■ Records shown:
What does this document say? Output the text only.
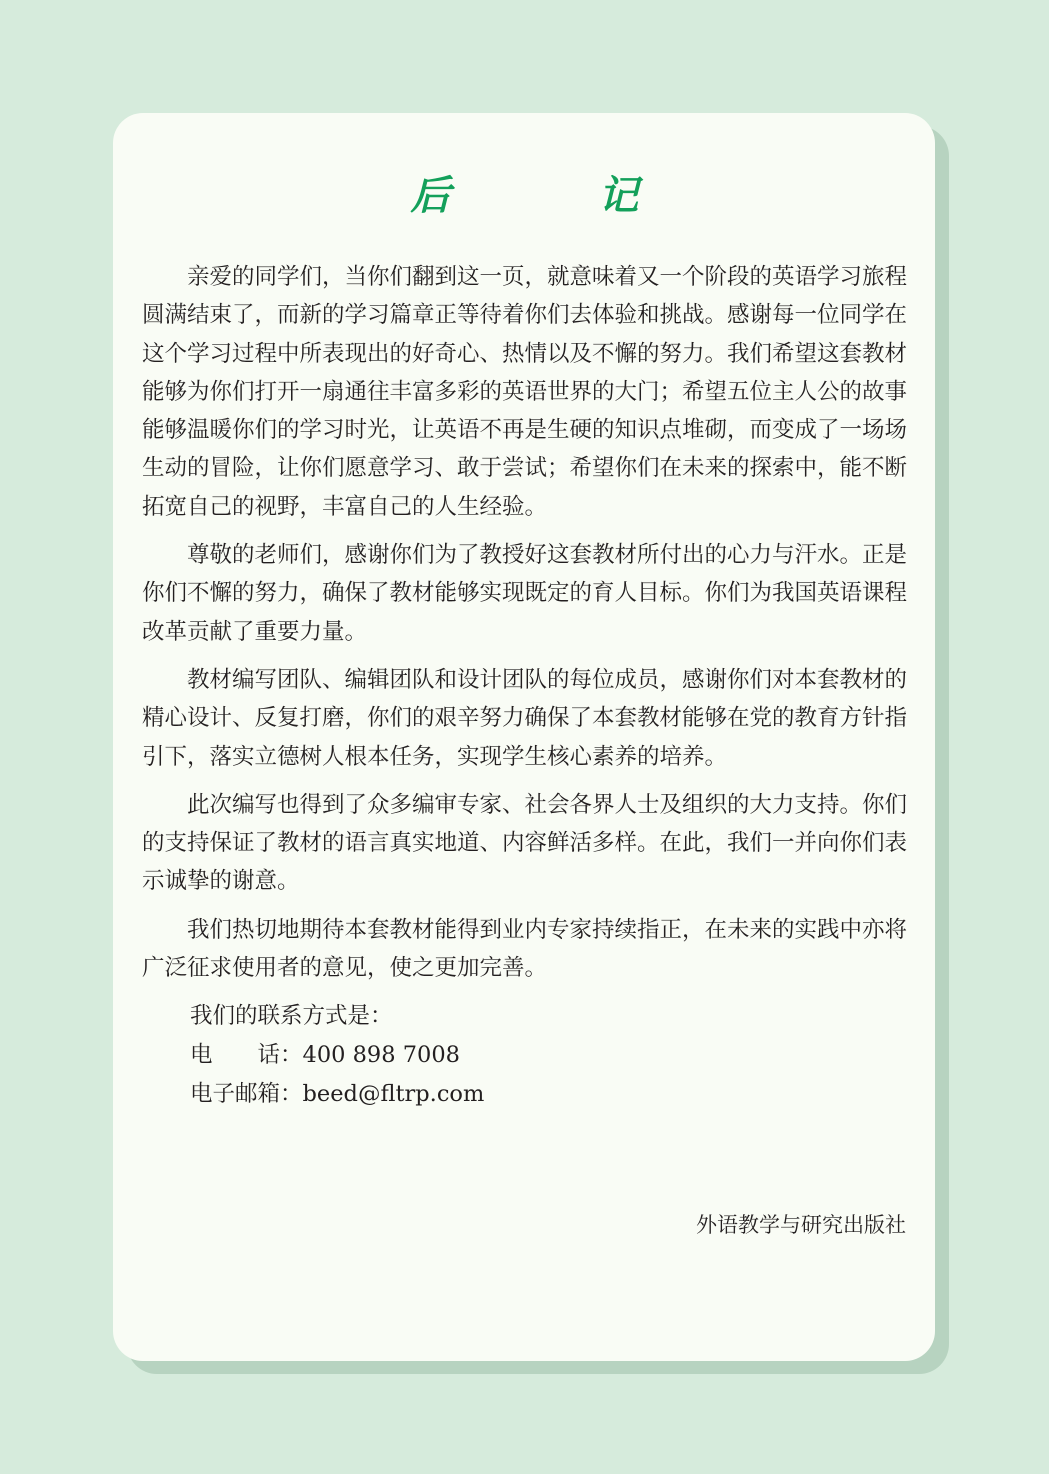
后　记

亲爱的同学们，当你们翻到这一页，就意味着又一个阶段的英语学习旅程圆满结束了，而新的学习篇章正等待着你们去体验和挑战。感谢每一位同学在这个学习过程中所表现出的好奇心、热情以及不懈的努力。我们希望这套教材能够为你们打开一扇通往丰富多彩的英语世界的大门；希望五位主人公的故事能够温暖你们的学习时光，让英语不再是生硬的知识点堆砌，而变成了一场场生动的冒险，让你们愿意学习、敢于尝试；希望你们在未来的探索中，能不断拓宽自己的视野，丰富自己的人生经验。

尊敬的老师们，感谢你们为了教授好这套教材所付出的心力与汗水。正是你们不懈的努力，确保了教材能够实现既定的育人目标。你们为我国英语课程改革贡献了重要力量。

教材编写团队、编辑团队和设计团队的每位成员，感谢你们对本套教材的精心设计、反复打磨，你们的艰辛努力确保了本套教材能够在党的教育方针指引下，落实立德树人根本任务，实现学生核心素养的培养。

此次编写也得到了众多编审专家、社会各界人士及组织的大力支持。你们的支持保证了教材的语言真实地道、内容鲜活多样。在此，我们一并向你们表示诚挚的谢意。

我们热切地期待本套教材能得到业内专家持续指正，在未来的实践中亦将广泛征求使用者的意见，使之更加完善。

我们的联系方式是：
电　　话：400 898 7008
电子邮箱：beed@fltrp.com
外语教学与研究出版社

■ Task instructions: Images must not appear in the copy; reproduce everything else in the records verbatim.

■ The answer:
What does this document say? Output the text only.
后　记

亲爱的同学们，当你们翻到这一页，就意味着又一个阶段的英语学习旅程圆满结束了，而新的学习篇章正等待着你们去体验和挑战。感谢每一位同学在这个学习过程中所表现出的好奇心、热情以及不懈的努力。我们希望这套教材能够为你们打开一扇通往丰富多彩的英语世界的大门；希望五位主人公的故事能够温暖你们的学习时光，让英语不再是生硬的知识点堆砌，而变成了一场场生动的冒险，让你们愿意学习、敢于尝试；希望你们在未来的探索中，能不断拓宽自己的视野，丰富自己的人生经验。

尊敬的老师们，感谢你们为了教授好这套教材所付出的心力与汗水。正是你们不懈的努力，确保了教材能够实现既定的育人目标。你们为我国英语课程改革贡献了重要力量。

教材编写团队、编辑团队和设计团队的每位成员，感谢你们对本套教材的精心设计、反复打磨，你们的艰辛努力确保了本套教材能够在党的教育方针指引下，落实立德树人根本任务，实现学生核心素养的培养。

此次编写也得到了众多编审专家、社会各界人士及组织的大力支持。你们的支持保证了教材的语言真实地道、内容鲜活多样。在此，我们一并向你们表示诚挚的谢意。

我们热切地期待本套教材能得到业内专家持续指正，在未来的实践中亦将广泛征求使用者的意见，使之更加完善。

我们的联系方式是：
电　　话：400 898 7008
电子邮箱：beed@fltrp.com
外语教学与研究出版社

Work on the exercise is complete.